▶ _Data lines_
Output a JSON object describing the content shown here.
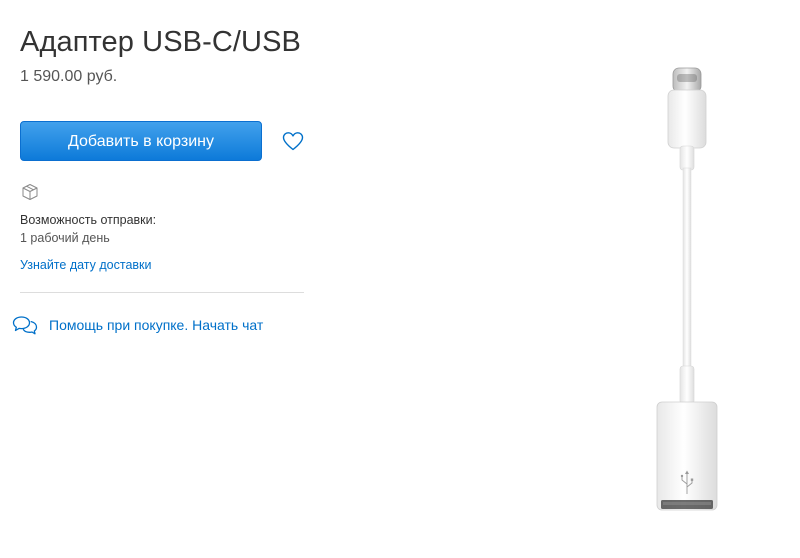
{
  "product": {
    "title": "Адаптер USB-C/USB",
    "price": "1 590.00 руб."
  },
  "actions": {
    "add_to_bag_label": "Добавить в корзину",
    "favorite_icon": "heart-icon"
  },
  "shipping": {
    "icon": "box-icon",
    "label": "Возможность отправки:",
    "value": "1 рабочий день",
    "delivery_link": "Узнайте дату доставки"
  },
  "help": {
    "icon": "chat-bubbles-icon",
    "text": "Помощь при покупке. Начать чат"
  },
  "colors": {
    "accent": "#0070c9",
    "button_top": "#42a1ec",
    "button_bottom": "#0d7ad9",
    "divider": "#dddddd"
  }
}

▶ _What the exercise asks_
Quote every record above exactly, leaving out any pictures.

▶ _Task answer_
Output a JSON object describing the content shown here.
{
  "product": {
    "title": "Адаптер USB-C/USB",
    "price": "1 590.00 руб."
  },
  "actions": {
    "add_to_bag_label": "Добавить в корзину",
    "favorite_icon": "heart-icon"
  },
  "shipping": {
    "icon": "box-icon",
    "label": "Возможность отправки:",
    "value": "1 рабочий день",
    "delivery_link": "Узнайте дату доставки"
  },
  "help": {
    "icon": "chat-bubbles-icon",
    "text": "Помощь при покупке. Начать чат"
  },
  "colors": {
    "accent": "#0070c9",
    "button_top": "#42a1ec",
    "button_bottom": "#0d7ad9",
    "divider": "#dddddd"
  }
}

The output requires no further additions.